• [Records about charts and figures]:
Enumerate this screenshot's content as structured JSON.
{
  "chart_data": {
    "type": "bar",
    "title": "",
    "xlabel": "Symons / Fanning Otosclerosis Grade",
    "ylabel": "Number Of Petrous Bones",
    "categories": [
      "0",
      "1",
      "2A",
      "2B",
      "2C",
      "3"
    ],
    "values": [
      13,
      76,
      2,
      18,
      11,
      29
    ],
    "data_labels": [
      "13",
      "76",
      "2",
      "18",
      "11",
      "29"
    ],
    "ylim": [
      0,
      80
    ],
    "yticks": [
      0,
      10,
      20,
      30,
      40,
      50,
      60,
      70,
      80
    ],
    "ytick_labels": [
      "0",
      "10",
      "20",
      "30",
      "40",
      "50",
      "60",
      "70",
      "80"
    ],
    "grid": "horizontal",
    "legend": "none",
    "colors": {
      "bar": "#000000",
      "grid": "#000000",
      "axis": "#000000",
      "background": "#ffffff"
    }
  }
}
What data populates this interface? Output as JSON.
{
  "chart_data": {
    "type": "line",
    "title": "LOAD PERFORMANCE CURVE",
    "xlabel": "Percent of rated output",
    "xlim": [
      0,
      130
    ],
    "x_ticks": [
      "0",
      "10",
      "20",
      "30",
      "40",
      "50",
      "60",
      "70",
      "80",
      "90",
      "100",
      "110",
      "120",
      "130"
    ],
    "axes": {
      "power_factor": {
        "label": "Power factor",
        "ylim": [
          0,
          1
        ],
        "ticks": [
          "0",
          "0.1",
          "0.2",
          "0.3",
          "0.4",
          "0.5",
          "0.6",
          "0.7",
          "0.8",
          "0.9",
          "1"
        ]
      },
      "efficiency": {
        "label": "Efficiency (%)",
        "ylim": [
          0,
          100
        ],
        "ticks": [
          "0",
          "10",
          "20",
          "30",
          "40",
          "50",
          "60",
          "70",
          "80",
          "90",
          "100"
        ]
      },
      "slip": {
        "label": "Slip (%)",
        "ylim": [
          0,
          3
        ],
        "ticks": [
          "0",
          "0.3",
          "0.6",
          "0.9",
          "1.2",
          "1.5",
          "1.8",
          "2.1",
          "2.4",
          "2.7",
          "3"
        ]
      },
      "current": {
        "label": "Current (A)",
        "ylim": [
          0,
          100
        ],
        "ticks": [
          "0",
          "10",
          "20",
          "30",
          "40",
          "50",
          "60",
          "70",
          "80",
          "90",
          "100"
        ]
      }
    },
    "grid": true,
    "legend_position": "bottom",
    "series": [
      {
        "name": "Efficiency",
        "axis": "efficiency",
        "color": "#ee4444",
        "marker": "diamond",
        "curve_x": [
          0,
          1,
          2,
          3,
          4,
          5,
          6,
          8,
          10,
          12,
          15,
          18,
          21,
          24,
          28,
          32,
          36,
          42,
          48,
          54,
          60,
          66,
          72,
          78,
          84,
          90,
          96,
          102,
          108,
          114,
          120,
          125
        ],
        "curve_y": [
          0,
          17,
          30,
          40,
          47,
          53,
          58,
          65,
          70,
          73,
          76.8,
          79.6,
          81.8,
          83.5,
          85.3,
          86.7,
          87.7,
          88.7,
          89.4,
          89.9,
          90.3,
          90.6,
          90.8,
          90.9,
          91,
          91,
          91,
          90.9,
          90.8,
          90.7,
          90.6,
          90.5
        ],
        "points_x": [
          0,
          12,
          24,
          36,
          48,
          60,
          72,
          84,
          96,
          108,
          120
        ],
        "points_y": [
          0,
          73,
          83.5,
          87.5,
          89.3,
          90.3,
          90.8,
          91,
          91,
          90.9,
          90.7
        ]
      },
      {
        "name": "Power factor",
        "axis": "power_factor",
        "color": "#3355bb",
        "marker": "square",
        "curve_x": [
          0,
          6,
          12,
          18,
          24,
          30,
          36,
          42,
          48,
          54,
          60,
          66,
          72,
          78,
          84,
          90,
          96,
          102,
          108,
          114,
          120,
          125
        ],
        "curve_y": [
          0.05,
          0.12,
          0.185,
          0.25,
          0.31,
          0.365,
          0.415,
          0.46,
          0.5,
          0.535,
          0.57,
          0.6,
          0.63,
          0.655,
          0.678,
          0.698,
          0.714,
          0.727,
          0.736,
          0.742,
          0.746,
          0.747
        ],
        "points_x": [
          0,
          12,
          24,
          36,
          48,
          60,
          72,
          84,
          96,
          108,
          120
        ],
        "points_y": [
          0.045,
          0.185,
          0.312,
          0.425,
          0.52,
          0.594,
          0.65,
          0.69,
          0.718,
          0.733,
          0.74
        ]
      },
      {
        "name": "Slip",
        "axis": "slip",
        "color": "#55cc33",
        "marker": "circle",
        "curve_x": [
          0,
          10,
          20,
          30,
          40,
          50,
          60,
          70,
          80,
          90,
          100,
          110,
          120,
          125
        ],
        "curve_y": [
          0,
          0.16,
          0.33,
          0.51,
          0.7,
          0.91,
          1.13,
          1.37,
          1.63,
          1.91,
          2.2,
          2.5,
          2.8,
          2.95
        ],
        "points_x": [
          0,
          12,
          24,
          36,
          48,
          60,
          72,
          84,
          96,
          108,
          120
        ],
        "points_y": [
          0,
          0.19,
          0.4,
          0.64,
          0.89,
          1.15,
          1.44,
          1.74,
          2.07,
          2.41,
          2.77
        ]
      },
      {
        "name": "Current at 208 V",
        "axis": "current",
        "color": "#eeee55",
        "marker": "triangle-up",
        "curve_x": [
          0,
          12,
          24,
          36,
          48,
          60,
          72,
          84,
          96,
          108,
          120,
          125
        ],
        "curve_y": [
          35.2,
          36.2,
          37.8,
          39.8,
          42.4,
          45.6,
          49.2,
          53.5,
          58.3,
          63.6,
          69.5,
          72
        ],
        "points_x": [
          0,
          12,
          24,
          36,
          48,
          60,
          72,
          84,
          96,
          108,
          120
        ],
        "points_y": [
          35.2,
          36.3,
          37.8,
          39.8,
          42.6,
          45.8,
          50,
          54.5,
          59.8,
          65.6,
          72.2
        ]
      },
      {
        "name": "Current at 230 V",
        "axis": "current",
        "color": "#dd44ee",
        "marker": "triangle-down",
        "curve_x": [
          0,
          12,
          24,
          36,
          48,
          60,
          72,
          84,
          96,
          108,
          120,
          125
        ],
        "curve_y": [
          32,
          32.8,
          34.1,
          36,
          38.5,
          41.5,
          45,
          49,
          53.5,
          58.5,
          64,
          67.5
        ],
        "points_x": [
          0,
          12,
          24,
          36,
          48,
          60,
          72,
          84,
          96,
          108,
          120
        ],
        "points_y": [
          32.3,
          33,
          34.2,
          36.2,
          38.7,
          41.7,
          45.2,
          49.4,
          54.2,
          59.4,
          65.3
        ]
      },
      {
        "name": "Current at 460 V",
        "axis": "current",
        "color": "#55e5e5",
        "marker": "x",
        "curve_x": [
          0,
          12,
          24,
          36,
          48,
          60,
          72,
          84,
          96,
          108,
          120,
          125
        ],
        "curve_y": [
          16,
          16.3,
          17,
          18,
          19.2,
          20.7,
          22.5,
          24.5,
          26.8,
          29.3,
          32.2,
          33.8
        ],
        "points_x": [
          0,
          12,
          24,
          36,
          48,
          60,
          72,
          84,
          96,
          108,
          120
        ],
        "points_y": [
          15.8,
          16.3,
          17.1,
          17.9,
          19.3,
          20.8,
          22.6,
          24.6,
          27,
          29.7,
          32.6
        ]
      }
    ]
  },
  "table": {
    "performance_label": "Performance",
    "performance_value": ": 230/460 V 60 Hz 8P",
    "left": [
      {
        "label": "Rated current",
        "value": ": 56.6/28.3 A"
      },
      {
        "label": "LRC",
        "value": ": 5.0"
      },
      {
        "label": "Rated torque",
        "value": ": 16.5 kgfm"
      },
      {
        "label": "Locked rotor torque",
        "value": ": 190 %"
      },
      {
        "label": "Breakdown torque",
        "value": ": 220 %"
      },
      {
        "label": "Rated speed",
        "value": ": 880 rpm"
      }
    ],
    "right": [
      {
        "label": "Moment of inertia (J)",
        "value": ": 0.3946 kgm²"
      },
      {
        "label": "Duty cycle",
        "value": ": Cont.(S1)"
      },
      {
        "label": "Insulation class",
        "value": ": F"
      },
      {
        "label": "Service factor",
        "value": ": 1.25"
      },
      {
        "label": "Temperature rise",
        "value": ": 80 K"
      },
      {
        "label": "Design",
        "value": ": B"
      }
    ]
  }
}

• [What you will do]: Count how many lines in the data contain the word "name", giving the number without comment.

• [Worked answer]: 6